- **Task requirements**
Copy out each line below exactly as it appears.

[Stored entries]
'''

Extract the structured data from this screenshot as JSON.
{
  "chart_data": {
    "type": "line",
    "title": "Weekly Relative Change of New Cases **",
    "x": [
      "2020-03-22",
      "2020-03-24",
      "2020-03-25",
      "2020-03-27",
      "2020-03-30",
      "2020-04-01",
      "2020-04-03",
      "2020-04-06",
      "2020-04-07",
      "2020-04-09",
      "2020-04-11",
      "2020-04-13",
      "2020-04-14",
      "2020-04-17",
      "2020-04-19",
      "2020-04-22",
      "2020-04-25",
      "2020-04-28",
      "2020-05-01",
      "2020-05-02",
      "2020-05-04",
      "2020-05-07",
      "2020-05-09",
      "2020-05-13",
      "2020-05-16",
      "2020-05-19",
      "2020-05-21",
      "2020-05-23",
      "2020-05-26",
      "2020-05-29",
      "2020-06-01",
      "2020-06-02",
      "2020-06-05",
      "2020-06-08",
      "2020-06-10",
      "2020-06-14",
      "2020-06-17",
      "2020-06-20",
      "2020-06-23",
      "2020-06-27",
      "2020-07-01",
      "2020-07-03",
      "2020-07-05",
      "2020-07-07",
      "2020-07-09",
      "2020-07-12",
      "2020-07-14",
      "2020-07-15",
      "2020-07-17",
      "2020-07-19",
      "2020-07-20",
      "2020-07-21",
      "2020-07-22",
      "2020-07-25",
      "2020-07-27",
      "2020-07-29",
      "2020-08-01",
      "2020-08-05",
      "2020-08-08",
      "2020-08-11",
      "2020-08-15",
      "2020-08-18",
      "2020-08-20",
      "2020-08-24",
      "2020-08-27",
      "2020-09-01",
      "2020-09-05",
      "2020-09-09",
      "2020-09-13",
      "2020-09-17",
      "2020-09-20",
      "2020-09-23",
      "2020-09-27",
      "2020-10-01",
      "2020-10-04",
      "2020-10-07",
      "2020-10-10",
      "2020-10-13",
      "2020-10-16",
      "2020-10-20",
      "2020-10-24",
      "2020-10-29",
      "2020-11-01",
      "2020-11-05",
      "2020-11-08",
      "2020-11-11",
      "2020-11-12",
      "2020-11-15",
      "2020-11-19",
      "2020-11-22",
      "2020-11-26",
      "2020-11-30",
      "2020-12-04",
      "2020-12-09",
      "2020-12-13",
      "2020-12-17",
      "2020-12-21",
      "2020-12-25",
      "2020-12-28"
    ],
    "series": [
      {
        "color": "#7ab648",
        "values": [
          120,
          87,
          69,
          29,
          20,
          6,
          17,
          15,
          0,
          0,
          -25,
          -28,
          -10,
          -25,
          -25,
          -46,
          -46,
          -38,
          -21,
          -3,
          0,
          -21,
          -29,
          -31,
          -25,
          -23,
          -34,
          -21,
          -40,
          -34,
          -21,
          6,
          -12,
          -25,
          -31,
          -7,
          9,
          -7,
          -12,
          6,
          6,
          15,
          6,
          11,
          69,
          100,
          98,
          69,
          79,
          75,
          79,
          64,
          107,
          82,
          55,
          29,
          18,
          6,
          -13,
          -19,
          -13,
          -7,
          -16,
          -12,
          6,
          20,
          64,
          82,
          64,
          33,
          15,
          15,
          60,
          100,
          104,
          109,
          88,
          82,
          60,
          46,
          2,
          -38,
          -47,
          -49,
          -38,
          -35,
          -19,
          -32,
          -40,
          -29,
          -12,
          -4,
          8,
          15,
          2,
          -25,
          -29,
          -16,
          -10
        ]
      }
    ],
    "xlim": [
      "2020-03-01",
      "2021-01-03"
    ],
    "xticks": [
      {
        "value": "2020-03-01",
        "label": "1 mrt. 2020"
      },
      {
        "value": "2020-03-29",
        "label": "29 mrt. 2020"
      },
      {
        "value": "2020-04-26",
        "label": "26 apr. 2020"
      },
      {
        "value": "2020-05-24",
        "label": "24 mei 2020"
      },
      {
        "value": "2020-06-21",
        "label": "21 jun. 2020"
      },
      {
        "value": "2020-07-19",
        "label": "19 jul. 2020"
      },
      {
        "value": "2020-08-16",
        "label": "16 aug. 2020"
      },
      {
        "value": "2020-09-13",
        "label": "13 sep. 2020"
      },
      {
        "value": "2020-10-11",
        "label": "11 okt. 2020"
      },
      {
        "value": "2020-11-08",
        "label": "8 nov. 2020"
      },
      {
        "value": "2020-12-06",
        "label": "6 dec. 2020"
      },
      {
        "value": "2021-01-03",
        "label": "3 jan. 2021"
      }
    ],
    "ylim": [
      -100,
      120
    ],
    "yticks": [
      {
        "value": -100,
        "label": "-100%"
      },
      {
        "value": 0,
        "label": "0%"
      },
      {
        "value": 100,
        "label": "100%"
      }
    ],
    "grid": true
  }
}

'''

- **Correct result**
Extract the structured data from this screenshot as JSON.
{
  "chart_data": {
    "type": "line",
    "title": "Weekly Relative Change of New Cases **",
    "x": [
      "2020-03-22",
      "2020-03-24",
      "2020-03-25",
      "2020-03-27",
      "2020-03-30",
      "2020-04-01",
      "2020-04-03",
      "2020-04-06",
      "2020-04-07",
      "2020-04-09",
      "2020-04-11",
      "2020-04-13",
      "2020-04-14",
      "2020-04-17",
      "2020-04-19",
      "2020-04-22",
      "2020-04-25",
      "2020-04-28",
      "2020-05-01",
      "2020-05-02",
      "2020-05-04",
      "2020-05-07",
      "2020-05-09",
      "2020-05-13",
      "2020-05-16",
      "2020-05-19",
      "2020-05-21",
      "2020-05-23",
      "2020-05-26",
      "2020-05-29",
      "2020-06-01",
      "2020-06-02",
      "2020-06-05",
      "2020-06-08",
      "2020-06-10",
      "2020-06-14",
      "2020-06-17",
      "2020-06-20",
      "2020-06-23",
      "2020-06-27",
      "2020-07-01",
      "2020-07-03",
      "2020-07-05",
      "2020-07-07",
      "2020-07-09",
      "2020-07-12",
      "2020-07-14",
      "2020-07-15",
      "2020-07-17",
      "2020-07-19",
      "2020-07-20",
      "2020-07-21",
      "2020-07-22",
      "2020-07-25",
      "2020-07-27",
      "2020-07-29",
      "2020-08-01",
      "2020-08-05",
      "2020-08-08",
      "2020-08-11",
      "2020-08-15",
      "2020-08-18",
      "2020-08-20",
      "2020-08-24",
      "2020-08-27",
      "2020-09-01",
      "2020-09-05",
      "2020-09-09",
      "2020-09-13",
      "2020-09-17",
      "2020-09-20",
      "2020-09-23",
      "2020-09-27",
      "2020-10-01",
      "2020-10-04",
      "2020-10-07",
      "2020-10-10",
      "2020-10-13",
      "2020-10-16",
      "2020-10-20",
      "2020-10-24",
      "2020-10-29",
      "2020-11-01",
      "2020-11-05",
      "2020-11-08",
      "2020-11-11",
      "2020-11-12",
      "2020-11-15",
      "2020-11-19",
      "2020-11-22",
      "2020-11-26",
      "2020-11-30",
      "2020-12-04",
      "2020-12-09",
      "2020-12-13",
      "2020-12-17",
      "2020-12-21",
      "2020-12-25",
      "2020-12-28"
    ],
    "series": [
      {
        "color": "#7ab648",
        "values": [
          120,
          87,
          69,
          29,
          20,
          6,
          17,
          15,
          0,
          0,
          -25,
          -28,
          -10,
          -25,
          -25,
          -46,
          -46,
          -38,
          -21,
          -3,
          0,
          -21,
          -29,
          -31,
          -25,
          -23,
          -34,
          -21,
          -40,
          -34,
          -21,
          6,
          -12,
          -25,
          -31,
          -7,
          9,
          -7,
          -12,
          6,
          6,
          15,
          6,
          11,
          69,
          100,
          98,
          69,
          79,
          75,
          79,
          64,
          107,
          82,
          55,
          29,
          18,
          6,
          -13,
          -19,
          -13,
          -7,
          -16,
          -12,
          6,
          20,
          64,
          82,
          64,
          33,
          15,
          15,
          60,
          100,
          104,
          109,
          88,
          82,
          60,
          46,
          2,
          -38,
          -47,
          -49,
          -38,
          -35,
          -19,
          -32,
          -40,
          -29,
          -12,
          -4,
          8,
          15,
          2,
          -25,
          -29,
          -16,
          -10
        ]
      }
    ],
    "xlim": [
      "2020-03-01",
      "2021-01-03"
    ],
    "xticks": [
      {
        "value": "2020-03-01",
        "label": "1 mrt. 2020"
      },
      {
        "value": "2020-03-29",
        "label": "29 mrt. 2020"
      },
      {
        "value": "2020-04-26",
        "label": "26 apr. 2020"
      },
      {
        "value": "2020-05-24",
        "label": "24 mei 2020"
      },
      {
        "value": "2020-06-21",
        "label": "21 jun. 2020"
      },
      {
        "value": "2020-07-19",
        "label": "19 jul. 2020"
      },
      {
        "value": "2020-08-16",
        "label": "16 aug. 2020"
      },
      {
        "value": "2020-09-13",
        "label": "13 sep. 2020"
      },
      {
        "value": "2020-10-11",
        "label": "11 okt. 2020"
      },
      {
        "value": "2020-11-08",
        "label": "8 nov. 2020"
      },
      {
        "value": "2020-12-06",
        "label": "6 dec. 2020"
      },
      {
        "value": "2021-01-03",
        "label": "3 jan. 2021"
      }
    ],
    "ylim": [
      -100,
      120
    ],
    "yticks": [
      {
        "value": -100,
        "label": "-100%"
      },
      {
        "value": 0,
        "label": "0%"
      },
      {
        "value": 100,
        "label": "100%"
      }
    ],
    "grid": true
  }
}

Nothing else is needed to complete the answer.